[INPUT MATERIAL]

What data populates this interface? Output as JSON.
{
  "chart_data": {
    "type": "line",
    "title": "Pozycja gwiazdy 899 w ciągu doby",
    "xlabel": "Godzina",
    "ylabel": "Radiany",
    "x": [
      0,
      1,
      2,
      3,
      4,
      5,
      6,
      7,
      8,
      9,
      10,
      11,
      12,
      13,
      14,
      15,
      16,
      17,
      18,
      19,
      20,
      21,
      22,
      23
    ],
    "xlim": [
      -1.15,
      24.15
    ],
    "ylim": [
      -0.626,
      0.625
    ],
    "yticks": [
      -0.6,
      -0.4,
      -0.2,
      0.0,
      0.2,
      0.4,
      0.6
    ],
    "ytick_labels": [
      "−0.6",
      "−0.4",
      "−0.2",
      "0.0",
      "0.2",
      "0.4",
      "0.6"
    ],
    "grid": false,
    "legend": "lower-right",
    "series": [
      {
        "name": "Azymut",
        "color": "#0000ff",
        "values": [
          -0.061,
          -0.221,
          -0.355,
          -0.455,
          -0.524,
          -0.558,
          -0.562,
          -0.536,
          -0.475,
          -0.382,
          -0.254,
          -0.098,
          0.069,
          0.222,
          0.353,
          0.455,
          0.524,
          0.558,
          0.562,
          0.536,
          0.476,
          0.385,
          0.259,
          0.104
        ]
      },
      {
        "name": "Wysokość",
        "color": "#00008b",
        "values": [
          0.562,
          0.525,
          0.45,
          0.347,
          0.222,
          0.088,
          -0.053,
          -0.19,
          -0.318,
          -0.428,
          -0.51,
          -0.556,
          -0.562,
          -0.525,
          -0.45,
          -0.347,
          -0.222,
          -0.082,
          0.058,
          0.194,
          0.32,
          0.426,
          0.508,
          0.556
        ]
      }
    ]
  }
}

[WRITTEN PROBLEM]
Exactly reproduce all of the entries.

[EXERCISE ANSWER]
What data populates this interface? Output as JSON.
{
  "chart_data": {
    "type": "line",
    "title": "Pozycja gwiazdy 899 w ciągu doby",
    "xlabel": "Godzina",
    "ylabel": "Radiany",
    "x": [
      0,
      1,
      2,
      3,
      4,
      5,
      6,
      7,
      8,
      9,
      10,
      11,
      12,
      13,
      14,
      15,
      16,
      17,
      18,
      19,
      20,
      21,
      22,
      23
    ],
    "xlim": [
      -1.15,
      24.15
    ],
    "ylim": [
      -0.626,
      0.625
    ],
    "yticks": [
      -0.6,
      -0.4,
      -0.2,
      0.0,
      0.2,
      0.4,
      0.6
    ],
    "ytick_labels": [
      "−0.6",
      "−0.4",
      "−0.2",
      "0.0",
      "0.2",
      "0.4",
      "0.6"
    ],
    "grid": false,
    "legend": "lower-right",
    "series": [
      {
        "name": "Azymut",
        "color": "#0000ff",
        "values": [
          -0.061,
          -0.221,
          -0.355,
          -0.455,
          -0.524,
          -0.558,
          -0.562,
          -0.536,
          -0.475,
          -0.382,
          -0.254,
          -0.098,
          0.069,
          0.222,
          0.353,
          0.455,
          0.524,
          0.558,
          0.562,
          0.536,
          0.476,
          0.385,
          0.259,
          0.104
        ]
      },
      {
        "name": "Wysokość",
        "color": "#00008b",
        "values": [
          0.562,
          0.525,
          0.45,
          0.347,
          0.222,
          0.088,
          -0.053,
          -0.19,
          -0.318,
          -0.428,
          -0.51,
          -0.556,
          -0.562,
          -0.525,
          -0.45,
          -0.347,
          -0.222,
          -0.082,
          0.058,
          0.194,
          0.32,
          0.426,
          0.508,
          0.556
        ]
      }
    ]
  }
}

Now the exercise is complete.